WHAT IS BEING ASKED: Reproduce the records below in full and word for word, excluding pictures.

----

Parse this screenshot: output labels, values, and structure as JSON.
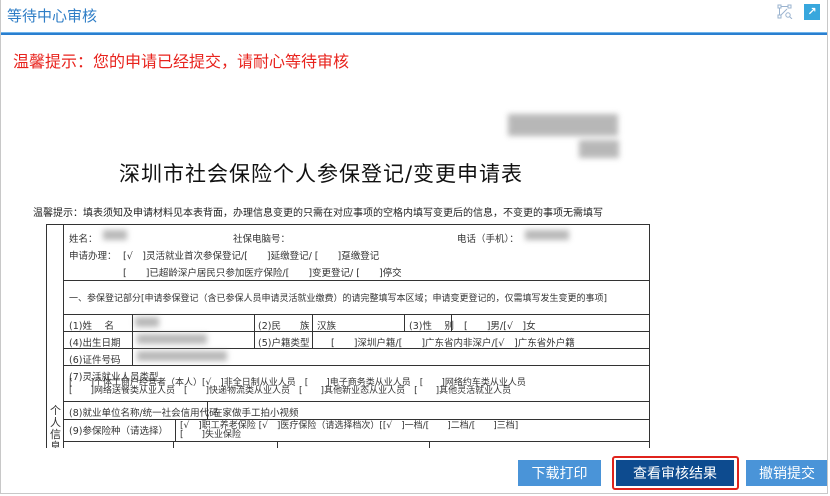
{
  "window": {
    "title": "等待中心审核",
    "icons": [
      "workflow-search-icon",
      "external-link-icon"
    ]
  },
  "notice": "温馨提示：您的申请已经提交，请耐心等待审核",
  "document": {
    "title": "深圳市社会保险个人参保登记/变更申请表",
    "hint": "温馨提示：填表须知及申请材料见本表背面，办理信息变更的只需在对应事项的空格内填写变更后的信息，不变更的事项无需填写",
    "name_label": "姓名：",
    "ss_label": "社保电脑号：",
    "phone_label": "电话（手机）：",
    "apply_label": "申请办理：",
    "apply_line1": "[√　]灵活就业首次参保登记/[　　]延缴登记/ [　　]趸缴登记",
    "apply_line2": "[　　]已超龄深户居民只参加医疗保险/[　　]变更登记/ [　　]停交",
    "section1": "一、参保登记部分[申请参保登记（含已参保人员申请灵活就业缴费）的请完整填写本区域；申请变更登记的，仅需填写发生变更的事项]",
    "side_label": "个人信息及",
    "rows": {
      "r1": [
        "(1)姓　 名",
        "(2)民　　族",
        "汉族",
        "(3)性　 别",
        "[　　]男/[√　]女"
      ],
      "r2": [
        "(4)出生日期",
        "(5)户籍类型",
        "[　　]深圳户籍/[　　]广东省内非深户/[√　]广东省外户籍"
      ],
      "r3": [
        "(6)证件号码"
      ],
      "r4": {
        "label": "(7)灵活就业人员类型",
        "l1": "[　　]个体工商户经营者（本人）[√　]非全日制从业人员　[　　]电子商务类从业人员　[　　]网络约车类从业人员",
        "l2": "[　　]网络送餐类从业人员　[　　]快递物流类从业人员　[　　]其他新业态从业人员　[　　]其他灵活就业人员"
      },
      "r5": [
        "(8)就业单位名称/统一社会信用代码",
        "在家做手工拍小视频"
      ],
      "r6": {
        "label": "(9)参保险种（请选择）",
        "l1": "[√　]职工养老保险 [√　]医疗保险（请选择档次）[[√　]一档/[　　]二档/[　　]三档]",
        "l2": "[　　]失业保险"
      }
    }
  },
  "buttons": {
    "download": "下载打印",
    "view_result": "查看审核结果",
    "revoke": "撤销提交"
  },
  "colors": {
    "accent": "#2a7fd0",
    "notice": "#e8231d",
    "primary_button": "#0d4b8f",
    "button": "#4a94d8",
    "highlight": "#e0231c"
  }
}
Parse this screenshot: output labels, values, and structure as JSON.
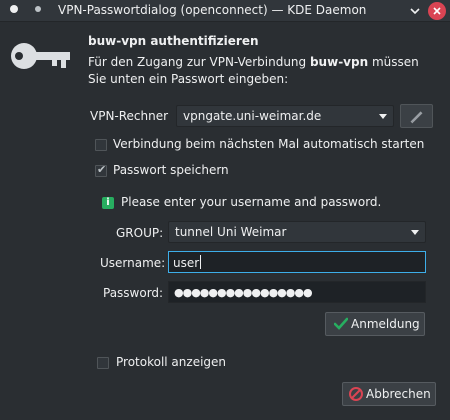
{
  "window": {
    "title": "VPN-Passwortdialog (openconnect) — KDE Daemon"
  },
  "dialog": {
    "heading": "buw-vpn authentifizieren",
    "description_pre": "Für den Zugang zur VPN-Verbindung ",
    "description_bold": "buw-vpn",
    "description_post": " müssen Sie unten ein Passwort eingeben:"
  },
  "vpn_host": {
    "label": "VPN-Rechner",
    "value": "vpngate.uni-weimar.de"
  },
  "autostart": {
    "label": "Verbindung beim nächsten Mal automatisch starten",
    "checked": false
  },
  "save_password": {
    "label": "Passwort speichern",
    "checked": true
  },
  "info": {
    "text": "Please enter your username and password."
  },
  "group": {
    "label": "GROUP:",
    "value": "tunnel Uni Weimar"
  },
  "username": {
    "label": "Username:",
    "value": "user"
  },
  "password": {
    "label": "Password:",
    "value": "●●●●●●●●●●●●●●●●"
  },
  "login_button": {
    "label": "Anmeldung"
  },
  "show_log": {
    "label": "Protokoll anzeigen",
    "checked": false
  },
  "cancel_button": {
    "label": "Abbrechen"
  },
  "colors": {
    "background": "#2a2e32",
    "focus": "#3daee9",
    "ok_green": "#27ae60",
    "cancel_red": "#da4453"
  }
}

----

COMPLETED TASK:
Parse this screenshot: output labels, values, and structure as JSON.
{
  "window": {
    "title": "等待中心审核",
    "icons": [
      "workflow-search-icon",
      "external-link-icon"
    ]
  },
  "notice": "温馨提示：您的申请已经提交，请耐心等待审核",
  "document": {
    "title": "深圳市社会保险个人参保登记/变更申请表",
    "hint": "温馨提示：填表须知及申请材料见本表背面，办理信息变更的只需在对应事项的空格内填写变更后的信息，不变更的事项无需填写",
    "name_label": "姓名：",
    "ss_label": "社保电脑号：",
    "phone_label": "电话（手机）：",
    "apply_label": "申请办理：",
    "apply_line1": "[√　]灵活就业首次参保登记/[　　]延缴登记/ [　　]趸缴登记",
    "apply_line2": "[　　]已超龄深户居民只参加医疗保险/[　　]变更登记/ [　　]停交",
    "section1": "一、参保登记部分[申请参保登记（含已参保人员申请灵活就业缴费）的请完整填写本区域；申请变更登记的，仅需填写发生变更的事项]",
    "side_label": "个人信息及",
    "rows": {
      "r1": [
        "(1)姓　 名",
        "(2)民　　族",
        "汉族",
        "(3)性　 别",
        "[　　]男/[√　]女"
      ],
      "r2": [
        "(4)出生日期",
        "(5)户籍类型",
        "[　　]深圳户籍/[　　]广东省内非深户/[√　]广东省外户籍"
      ],
      "r3": [
        "(6)证件号码"
      ],
      "r4": {
        "label": "(7)灵活就业人员类型",
        "l1": "[　　]个体工商户经营者（本人）[√　]非全日制从业人员　[　　]电子商务类从业人员　[　　]网络约车类从业人员",
        "l2": "[　　]网络送餐类从业人员　[　　]快递物流类从业人员　[　　]其他新业态从业人员　[　　]其他灵活就业人员"
      },
      "r5": [
        "(8)就业单位名称/统一社会信用代码",
        "在家做手工拍小视频"
      ],
      "r6": {
        "label": "(9)参保险种（请选择）",
        "l1": "[√　]职工养老保险 [√　]医疗保险（请选择档次）[[√　]一档/[　　]二档/[　　]三档]",
        "l2": "[　　]失业保险"
      }
    }
  },
  "buttons": {
    "download": "下载打印",
    "view_result": "查看审核结果",
    "revoke": "撤销提交"
  },
  "colors": {
    "accent": "#2a7fd0",
    "notice": "#e8231d",
    "primary_button": "#0d4b8f",
    "button": "#4a94d8",
    "highlight": "#e0231c"
  }
}
Parse this screenshot: output labels, values, and structure as JSON.
{
  "window": {
    "title": "VPN-Passwortdialog (openconnect) — KDE Daemon"
  },
  "dialog": {
    "heading": "buw-vpn authentifizieren",
    "description_pre": "Für den Zugang zur VPN-Verbindung ",
    "description_bold": "buw-vpn",
    "description_post": " müssen Sie unten ein Passwort eingeben:"
  },
  "vpn_host": {
    "label": "VPN-Rechner",
    "value": "vpngate.uni-weimar.de"
  },
  "autostart": {
    "label": "Verbindung beim nächsten Mal automatisch starten",
    "checked": false
  },
  "save_password": {
    "label": "Passwort speichern",
    "checked": true
  },
  "info": {
    "text": "Please enter your username and password."
  },
  "group": {
    "label": "GROUP:",
    "value": "tunnel Uni Weimar"
  },
  "username": {
    "label": "Username:",
    "value": "user"
  },
  "password": {
    "label": "Password:",
    "value": "●●●●●●●●●●●●●●●●"
  },
  "login_button": {
    "label": "Anmeldung"
  },
  "show_log": {
    "label": "Protokoll anzeigen",
    "checked": false
  },
  "cancel_button": {
    "label": "Abbrechen"
  },
  "colors": {
    "background": "#2a2e32",
    "focus": "#3daee9",
    "ok_green": "#27ae60",
    "cancel_red": "#da4453"
  }
}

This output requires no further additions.